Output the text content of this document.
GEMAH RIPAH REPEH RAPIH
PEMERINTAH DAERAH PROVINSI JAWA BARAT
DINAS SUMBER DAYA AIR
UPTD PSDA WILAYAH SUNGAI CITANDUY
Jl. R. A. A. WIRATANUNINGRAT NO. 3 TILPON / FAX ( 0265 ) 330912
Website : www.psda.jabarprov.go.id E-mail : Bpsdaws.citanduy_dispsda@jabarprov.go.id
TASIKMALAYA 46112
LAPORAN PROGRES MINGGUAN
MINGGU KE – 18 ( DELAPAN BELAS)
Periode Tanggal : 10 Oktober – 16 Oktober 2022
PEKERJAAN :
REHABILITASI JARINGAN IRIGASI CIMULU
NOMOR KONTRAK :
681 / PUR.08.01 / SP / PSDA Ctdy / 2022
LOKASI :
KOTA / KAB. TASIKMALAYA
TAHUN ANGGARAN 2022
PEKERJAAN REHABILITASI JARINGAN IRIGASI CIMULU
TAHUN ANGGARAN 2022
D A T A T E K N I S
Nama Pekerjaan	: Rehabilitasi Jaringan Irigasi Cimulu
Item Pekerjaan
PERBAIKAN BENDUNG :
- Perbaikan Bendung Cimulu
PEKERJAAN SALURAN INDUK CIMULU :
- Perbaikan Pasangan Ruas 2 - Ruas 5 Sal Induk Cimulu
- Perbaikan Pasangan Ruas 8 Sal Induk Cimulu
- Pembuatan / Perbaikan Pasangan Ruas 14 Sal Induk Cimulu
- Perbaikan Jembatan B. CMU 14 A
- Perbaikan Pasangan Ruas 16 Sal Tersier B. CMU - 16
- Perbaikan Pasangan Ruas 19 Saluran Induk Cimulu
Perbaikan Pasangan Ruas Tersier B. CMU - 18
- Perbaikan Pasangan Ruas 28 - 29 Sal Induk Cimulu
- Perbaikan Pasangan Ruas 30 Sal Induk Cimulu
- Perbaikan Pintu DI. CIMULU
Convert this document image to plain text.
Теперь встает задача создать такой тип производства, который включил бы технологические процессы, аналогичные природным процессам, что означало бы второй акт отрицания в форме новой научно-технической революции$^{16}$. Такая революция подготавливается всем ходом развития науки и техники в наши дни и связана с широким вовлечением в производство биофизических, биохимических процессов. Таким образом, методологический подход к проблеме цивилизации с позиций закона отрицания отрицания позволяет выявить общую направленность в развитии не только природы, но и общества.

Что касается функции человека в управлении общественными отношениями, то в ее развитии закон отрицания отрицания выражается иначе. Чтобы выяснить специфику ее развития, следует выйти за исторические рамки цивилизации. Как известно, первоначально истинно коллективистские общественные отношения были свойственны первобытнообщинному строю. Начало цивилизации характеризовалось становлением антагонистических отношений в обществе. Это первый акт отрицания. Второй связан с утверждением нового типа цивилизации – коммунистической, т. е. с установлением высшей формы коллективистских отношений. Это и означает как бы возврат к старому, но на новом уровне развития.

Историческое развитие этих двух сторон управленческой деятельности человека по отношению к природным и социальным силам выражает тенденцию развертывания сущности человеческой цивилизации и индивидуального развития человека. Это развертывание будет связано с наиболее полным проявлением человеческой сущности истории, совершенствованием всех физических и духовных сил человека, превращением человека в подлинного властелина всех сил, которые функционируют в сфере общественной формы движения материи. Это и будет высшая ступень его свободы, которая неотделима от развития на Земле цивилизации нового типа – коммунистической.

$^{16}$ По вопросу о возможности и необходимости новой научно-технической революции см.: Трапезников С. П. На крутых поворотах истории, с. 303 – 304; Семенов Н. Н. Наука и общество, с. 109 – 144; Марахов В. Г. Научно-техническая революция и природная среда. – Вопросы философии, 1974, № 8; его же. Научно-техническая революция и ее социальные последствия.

§ What is asked
Identify the lines of the data that contain the word "this". Copy each of them.

§ Correct output
Output the text content of this document.
Convert this document image to plain text.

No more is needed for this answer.